-- Start Records provided --
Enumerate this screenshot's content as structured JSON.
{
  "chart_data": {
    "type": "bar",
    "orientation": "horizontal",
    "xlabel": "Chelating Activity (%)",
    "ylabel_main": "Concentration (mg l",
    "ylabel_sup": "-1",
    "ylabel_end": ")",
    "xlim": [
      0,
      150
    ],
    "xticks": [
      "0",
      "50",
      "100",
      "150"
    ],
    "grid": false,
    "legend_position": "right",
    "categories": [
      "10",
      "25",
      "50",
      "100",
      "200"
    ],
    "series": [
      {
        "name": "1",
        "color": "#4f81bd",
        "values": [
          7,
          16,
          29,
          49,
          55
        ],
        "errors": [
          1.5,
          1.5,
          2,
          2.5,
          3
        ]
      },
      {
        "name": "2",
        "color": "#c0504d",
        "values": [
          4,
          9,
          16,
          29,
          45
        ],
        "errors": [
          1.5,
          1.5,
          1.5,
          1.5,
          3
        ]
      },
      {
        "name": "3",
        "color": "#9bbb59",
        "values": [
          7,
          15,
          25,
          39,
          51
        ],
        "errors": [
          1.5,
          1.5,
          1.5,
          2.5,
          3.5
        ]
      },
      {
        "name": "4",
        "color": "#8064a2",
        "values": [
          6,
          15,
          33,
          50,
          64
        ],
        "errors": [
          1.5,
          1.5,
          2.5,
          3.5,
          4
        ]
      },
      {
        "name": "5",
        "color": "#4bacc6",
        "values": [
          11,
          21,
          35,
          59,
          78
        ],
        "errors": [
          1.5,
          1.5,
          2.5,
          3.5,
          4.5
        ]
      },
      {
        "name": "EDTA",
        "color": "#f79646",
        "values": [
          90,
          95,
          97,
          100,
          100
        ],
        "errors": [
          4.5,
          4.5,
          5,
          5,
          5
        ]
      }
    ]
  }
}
-- End Records provided --
[What you should do]: Copy all the entries verbatim.

[Worked solution]:
Enumerate this screenshot's content as structured JSON.
{
  "chart_data": {
    "type": "bar",
    "orientation": "horizontal",
    "xlabel": "Chelating Activity (%)",
    "ylabel_main": "Concentration (mg l",
    "ylabel_sup": "-1",
    "ylabel_end": ")",
    "xlim": [
      0,
      150
    ],
    "xticks": [
      "0",
      "50",
      "100",
      "150"
    ],
    "grid": false,
    "legend_position": "right",
    "categories": [
      "10",
      "25",
      "50",
      "100",
      "200"
    ],
    "series": [
      {
        "name": "1",
        "color": "#4f81bd",
        "values": [
          7,
          16,
          29,
          49,
          55
        ],
        "errors": [
          1.5,
          1.5,
          2,
          2.5,
          3
        ]
      },
      {
        "name": "2",
        "color": "#c0504d",
        "values": [
          4,
          9,
          16,
          29,
          45
        ],
        "errors": [
          1.5,
          1.5,
          1.5,
          1.5,
          3
        ]
      },
      {
        "name": "3",
        "color": "#9bbb59",
        "values": [
          7,
          15,
          25,
          39,
          51
        ],
        "errors": [
          1.5,
          1.5,
          1.5,
          2.5,
          3.5
        ]
      },
      {
        "name": "4",
        "color": "#8064a2",
        "values": [
          6,
          15,
          33,
          50,
          64
        ],
        "errors": [
          1.5,
          1.5,
          2.5,
          3.5,
          4
        ]
      },
      {
        "name": "5",
        "color": "#4bacc6",
        "values": [
          11,
          21,
          35,
          59,
          78
        ],
        "errors": [
          1.5,
          1.5,
          2.5,
          3.5,
          4.5
        ]
      },
      {
        "name": "EDTA",
        "color": "#f79646",
        "values": [
          90,
          95,
          97,
          100,
          100
        ],
        "errors": [
          4.5,
          4.5,
          5,
          5,
          5
        ]
      }
    ]
  }
}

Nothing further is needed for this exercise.